To do: What is the number of lines in the entries below that include the word "doivent"? Provide the number only.

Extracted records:
========================================================================
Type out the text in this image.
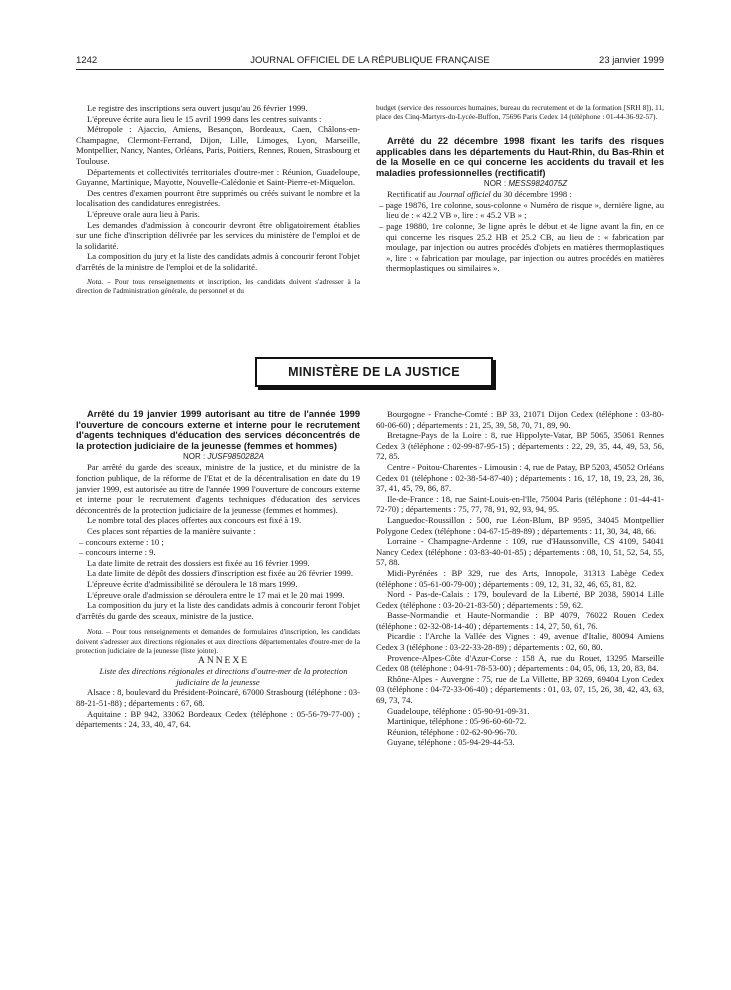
1242	JOURNAL OFFICIEL DE LA RÉPUBLIQUE FRANÇAISE	23 janvier 1999

Le registre des inscriptions sera ouvert jusqu'au 26 février 1999.

L'épreuve écrite aura lieu le 15 avril 1999 dans les centres suivants :

Métropole : Ajaccio, Amiens, Besançon, Bordeaux, Caen, Châlons-en-Champagne, Clermont-Ferrand, Dijon, Lille, Limoges, Lyon, Marseille, Montpellier, Nancy, Nantes, Orléans, Paris, Poitiers, Rennes, Rouen, Strasbourg et Toulouse.

Départements et collectivités territoriales d'outre-mer : Réunion, Guadeloupe, Guyanne, Martinique, Mayotte, Nouvelle-Calédonie et Saint-Pierre-et-Miquelon.

Des centres d'examen pourront être supprimés ou créés suivant le nombre et la localisation des candidatures enregistrées.

L'épreuve orale aura lieu à Paris.

Les demandes d'admission à concourir devront être obligatoirement établies sur une fiche d'inscription délivrée par les services du ministère de l'emploi et de la solidarité.

La composition du jury et la liste des candidats admis à concourir feront l'objet d'arrêtés de la ministre de l'emploi et de la solidarité.

Nota. – Pour tous renseignements et inscription, les candidats doivent s'adresser à la direction de l'administration générale, du personnel et du

budget (service des ressources humaines, bureau du recrutement et de la formation [SRH 8]), 11, place des Cinq-Martyrs-du-Lycée-Buffon, 75696 Paris Cedex 14 (téléphone : 01-44-36-92-57).

Arrêté du 22 décembre 1998 fixant les tarifs des risques applicables dans les départements du Haut-Rhin, du Bas-Rhin et de la Moselle en ce qui concerne les accidents du travail et les maladies professionnelles (rectificatif)

NOR : MESS9824075Z

Rectificatif au Journal officiel du 30 décembre 1998 :

– page 19876, 1re colonne, sous-colonne « Numéro de risque », dernière ligne, au lieu de : « 42.2 VB », lire : « 45.2 VB » ;

– page 19880, 1re colonne, 3e ligne après le début et 4e ligne avant la fin, en ce qui concerne les risques 25.2 HB et 25.2 CB, au lieu de : « fabrication par moulage, par injection ou autres procédés d'objets en matières thermoplastiques », lire : « fabrication par moulage, par injection ou autres procédés en matières thermoplastiques ou similaires ».

MINISTÈRE DE LA JUSTICE

Arrêté du 19 janvier 1999 autorisant au titre de l'année 1999 l'ouverture de concours externe et interne pour le recrutement d'agents techniques d'éducation des services déconcentrés de la protection judiciaire de la jeunesse (femmes et hommes)

NOR : JUSF9850282A

Par arrêté du garde des sceaux, ministre de la justice, et du ministre de la fonction publique, de la réforme de l'Etat et de la décentralisation en date du 19 janvier 1999, est autorisée au titre de l'année 1999 l'ouverture de concours externe et interne pour le recrutement d'agents techniques d'éducation des services déconcentrés de la protection judiciaire de la jeunesse (femmes et hommes).

Le nombre total des places offertes aux concours est fixé à 19.

Ces places sont réparties de la manière suivante :

– concours externe : 10 ;

– concours interne : 9.

La date limite de retrait des dossiers est fixée au 16 février 1999.

La date limite de dépôt des dossiers d'inscription est fixée au 26 février 1999.

L'épreuve écrite d'admissibilité se déroulera le 18 mars 1999.

L'épreuve orale d'admission se déroulera entre le 17 mai et le 20 mai 1999.

La composition du jury et la liste des candidats admis à concourir feront l'objet d'arrêtés du garde des sceaux, ministre de la justice.

Nota. – Pour tous renseignements et demandes de formulaires d'inscription, les candidats doivent s'adresser aux directions régionales et aux directions départementales d'outre-mer de la protection judiciaire de la jeunesse (liste jointe).

ANNEXE

Liste des directions régionales et directions d'outre-mer de la protection judiciaire de la jeunesse

Alsace : 8, boulevard du Président-Poincaré, 67000 Strasbourg (téléphone : 03-88-21-51-88) ; départements : 67, 68.

Aquitaine : BP 942, 33062 Bordeaux Cedex (téléphone : 05-56-79-77-00) ; départements : 24, 33, 40, 47, 64.

Bourgogne - Franche-Comté : BP 33, 21071 Dijon Cedex (téléphone : 03-80-60-06-60) ; départements : 21, 25, 39, 58, 70, 71, 89, 90.

Bretagne-Pays de la Loire : 8, rue Hippolyte-Vatar, BP 5065, 35061 Rennes Cedex 3 (téléphone : 02-99-87-95-15) ; départements : 22, 29, 35, 44, 49, 53, 56, 72, 85.

Centre - Poitou-Charentes - Limousin : 4, rue de Patay, BP 5203, 45052 Orléans Cedex 01 (téléphone : 02-38-54-87-40) ; départements : 16, 17, 18, 19, 23, 28, 36, 37, 41, 45, 79, 86, 87.

Ile-de-France : 18, rue Saint-Louis-en-l'Ile, 75004 Paris (téléphone : 01-44-41-72-70) ; départements : 75, 77, 78, 91, 92, 93, 94, 95.

Languedoc-Roussillon : 500, rue Léon-Blum, BP 9595, 34045 Montpellier Polygone Cedex (téléphone : 04-67-15-89-89) ; départements : 11, 30, 34, 48, 66.

Lorraine - Champagne-Ardenne : 109, rue d'Haussonville, CS 4109, 54041 Nancy Cedex (téléphone : 03-83-40-01-85) ; départements : 08, 10, 51, 52, 54, 55, 57, 88.

Midi-Pyrénées : BP 329, rue des Arts, Innopole, 31313 Labège Cedex (téléphone : 05-61-00-79-00) ; départements : 09, 12, 31, 32, 46, 65, 81, 82.

Nord - Pas-de-Calais : 179, boulevard de la Liberté, BP 2038, 59014 Lille Cedex (téléphone : 03-20-21-83-50) ; départements : 59, 62.

Basse-Normandie et Haute-Normandie : BP 4079, 76022 Rouen Cedex (téléphone : 02-32-08-14-40) ; départements : 14, 27, 50, 61, 76.

Picardie : l'Arche la Vallée des Vignes : 49, avenue d'Italie, 80094 Amiens Cedex 3 (téléphone : 03-22-33-28-89) ; départements : 02, 60, 80.

Provence-Alpes-Côte d'Azur-Corse : 158 A, rue du Rouet, 13295 Marseille Cedex 08 (téléphone : 04-91-78-53-00) ; départements : 04, 05, 06, 13, 20, 83, 84.

Rhône-Alpes - Auvergne : 75, rue de La Villette, BP 3269, 69404 Lyon Cedex 03 (téléphone : 04-72-33-06-40) ; départements : 01, 03, 07, 15, 26, 38, 42, 43, 63, 69, 73, 74.

Guadeloupe, téléphone : 05-90-91-09-31.

Martinique, téléphone : 05-96-60-60-72.

Réunion, téléphone : 02-62-90-96-70.

Guyane, téléphone : 05-94-29-44-53.
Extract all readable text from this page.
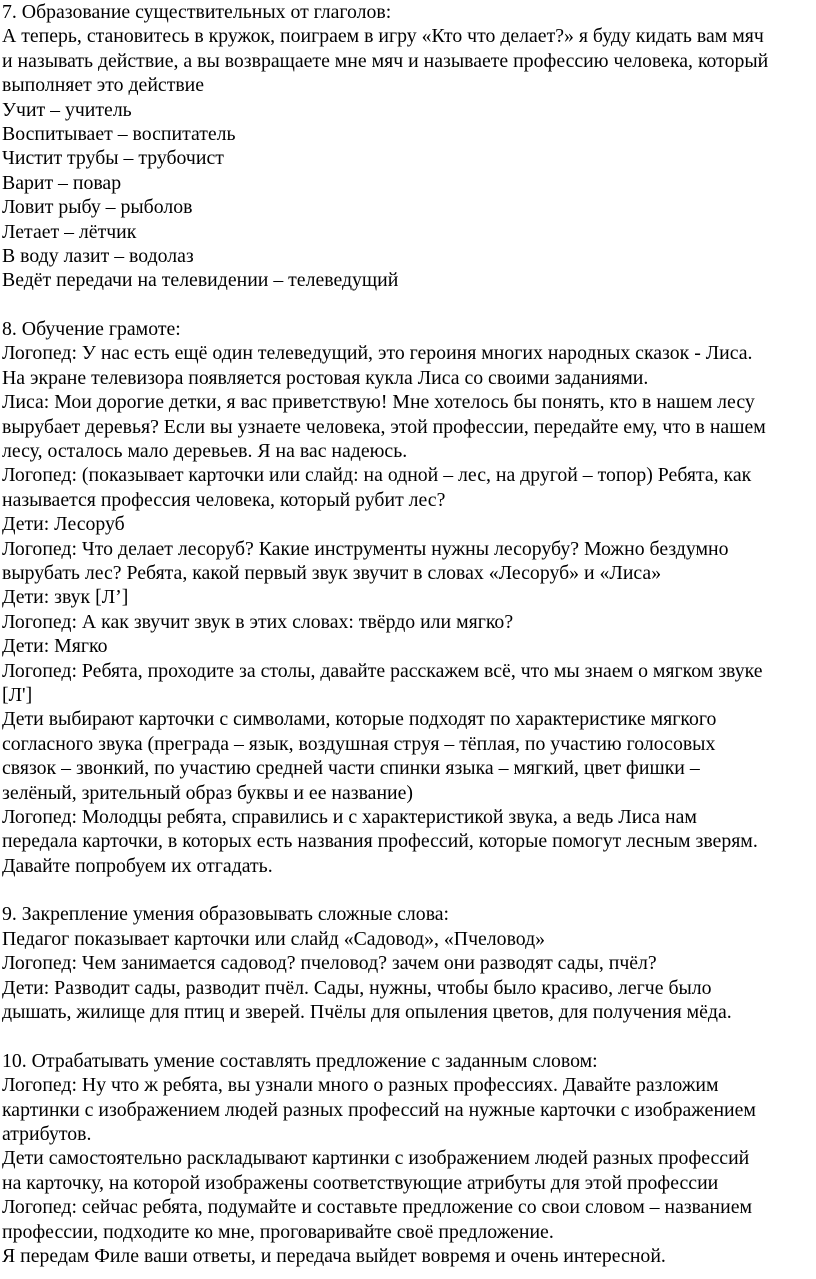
7. Образование существительных от глаголов:
А теперь, становитесь в кружок, поиграем в игру «Кто что делает?» я буду кидать вам мяч
и называть действие, а вы возвращаете мне мяч и называете профессию человека, который
выполняет это действие
Учит – учитель
Воспитывает – воспитатель
Чистит трубы – трубочист
Варит – повар
Ловит рыбу – рыболов
Летает – лётчик
В воду лазит – водолаз
Ведёт передачи на телевидении – телеведущий
8. Обучение грамоте:
Логопед: У нас есть ещё один телеведущий, это героиня многих народных сказок - Лиса.
На экране телевизора появляется ростовая кукла Лиса со своими заданиями.
Лиса: Мои дорогие детки, я вас приветствую! Мне хотелось бы понять, кто в нашем лесу
вырубает деревья? Если вы узнаете человека, этой профессии, передайте ему, что в нашем
лесу, осталось мало деревьев. Я на вас надеюсь.
Логопед: (показывает карточки или слайд: на одной – лес, на другой – топор) Ребята, как
называется профессия человека, который рубит лес?
Дети: Лесоруб
Логопед: Что делает лесоруб? Какие инструменты нужны лесорубу? Можно бездумно
вырубать лес? Ребята, какой первый звук звучит в словах «Лесоруб» и «Лиса»
Дети: звук [Л’]
Логопед: А как звучит звук в этих словах: твёрдо или мягко?
Дети: Мягко
Логопед: Ребята, проходите за столы, давайте расскажем всё, что мы знаем о мягком звуке
[Л']
Дети выбирают карточки с символами, которые подходят по характеристике мягкого
согласного звука (преграда – язык, воздушная струя – тёплая, по участию голосовых
связок – звонкий, по участию средней части спинки языка – мягкий, цвет фишки –
зелёный, зрительный образ буквы и ее название)
Логопед: Молодцы ребята, справились и с характеристикой звука, а ведь Лиса нам
передала карточки, в которых есть названия профессий, которые помогут лесным зверям.
Давайте попробуем их отгадать.
9. Закрепление умения образовывать сложные слова:
Педагог показывает карточки или слайд «Садовод», «Пчеловод»
Логопед: Чем занимается садовод? пчеловод? зачем они разводят сады, пчёл?
Дети: Разводит сады, разводит пчёл. Сады, нужны, чтобы было красиво, легче было
дышать, жилище для птиц и зверей. Пчёлы для опыления цветов, для получения мёда.
10. Отрабатывать умение составлять предложение с заданным словом:
Логопед: Ну что ж ребята, вы узнали много о разных профессиях. Давайте разложим
картинки с изображением людей разных профессий на нужные карточки с изображением
атрибутов.
Дети самостоятельно раскладывают картинки с изображением людей разных профессий
на карточку, на которой изображены соответствующие атрибуты для этой профессии
Логопед: сейчас ребята, подумайте и составьте предложение со свои словом – названием
профессии, подходите ко мне, проговаривайте своё предложение.
Я передам Филе ваши ответы, и передача выйдет вовремя и очень интересной.
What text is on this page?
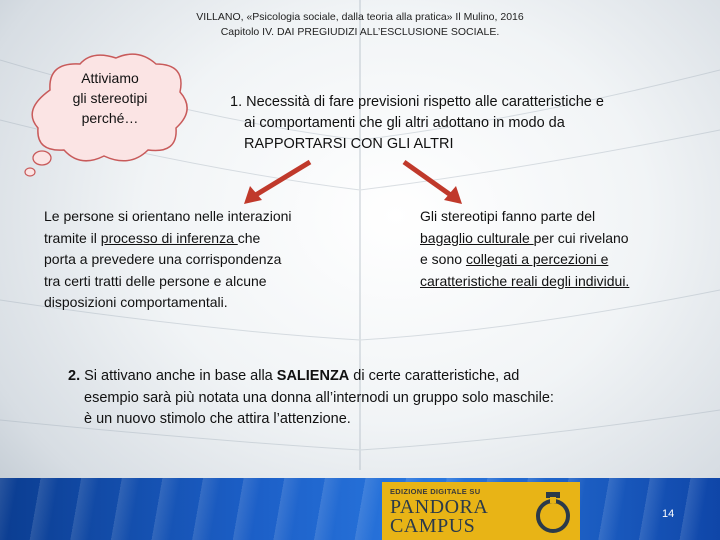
VILLANO, «Psicologia sociale, dalla teoria alla pratica» Il Mulino, 2016
Capitolo IV. DAI PREGIUDIZI ALL’ESCLUSIONE SOCIALE.
Attiviamo
gli stereotipi
perché…
1. Necessità di fare previsioni rispetto alle caratteristiche e
ai comportamenti che gli altri adottano in modo da
RAPPORTARSI CON GLI ALTRI
Le persone si orientano nelle interazioni
tramite il processo di inferenza che
porta a prevedere una corrispondenza
tra certi tratti delle persone e alcune
disposizioni comportamentali.
Gli stereotipi fanno parte del
bagaglio culturale per cui rivelano
e sono collegati a percezioni e
caratteristiche reali degli individui.
2. Si attivano anche in base alla SALIENZA di certe caratteristiche, ad
esempio sarà più notata una donna all’internodi un gruppo solo maschile:
è un nuovo stimolo che attira l’attenzione.
EDIZIONE DIGITALE SU
PANDORA
CAMPUS
14
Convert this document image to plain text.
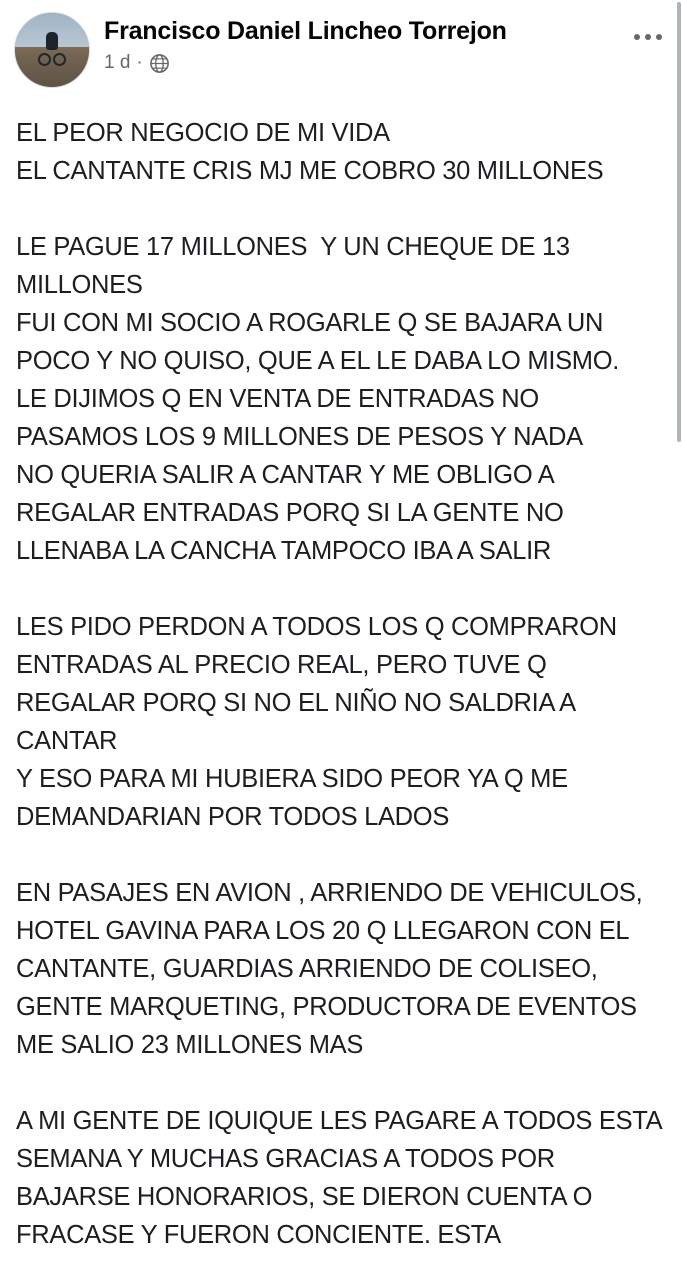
Francisco Daniel Lincheo Torrejon
1 d ·

EL PEOR NEGOCIO DE MI VIDA

EL CANTANTE CRIS MJ ME COBRO 30 MILLONES

LE PAGUE 17 MILLONES  Y UN CHEQUE DE 13 MILLONES

FUI CON MI SOCIO A ROGARLE Q SE BAJARA UN POCO Y NO QUISO, QUE A EL LE DABA LO MISMO.

LE DIJIMOS Q EN VENTA DE ENTRADAS NO PASAMOS LOS 9 MILLONES DE PESOS Y NADA

NO QUERIA SALIR A CANTAR Y ME OBLIGO A REGALAR ENTRADAS PORQ SI LA GENTE NO LLENABA LA CANCHA TAMPOCO IBA A SALIR

LES PIDO PERDON A TODOS LOS Q COMPRARON ENTRADAS AL PRECIO REAL, PERO TUVE Q REGALAR PORQ SI NO EL NIÑO NO SALDRIA A CANTAR

Y ESO PARA MI HUBIERA SIDO PEOR YA Q ME DEMANDARIAN POR TODOS LADOS

EN PASAJES EN AVION , ARRIENDO DE VEHICULOS, HOTEL GAVINA PARA LOS 20 Q LLEGARON CON EL CANTANTE, GUARDIAS ARRIENDO DE COLISEO, GENTE MARQUETING, PRODUCTORA DE EVENTOS

ME SALIO 23 MILLONES MAS

A MI GENTE DE IQUIQUE LES PAGARE A TODOS ESTA SEMANA Y MUCHAS GRACIAS A TODOS POR BAJARSE HONORARIOS, SE DIERON CUENTA O FRACASE Y FUERON CONCIENTE. ESTA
========================================================================
Complete answer: 2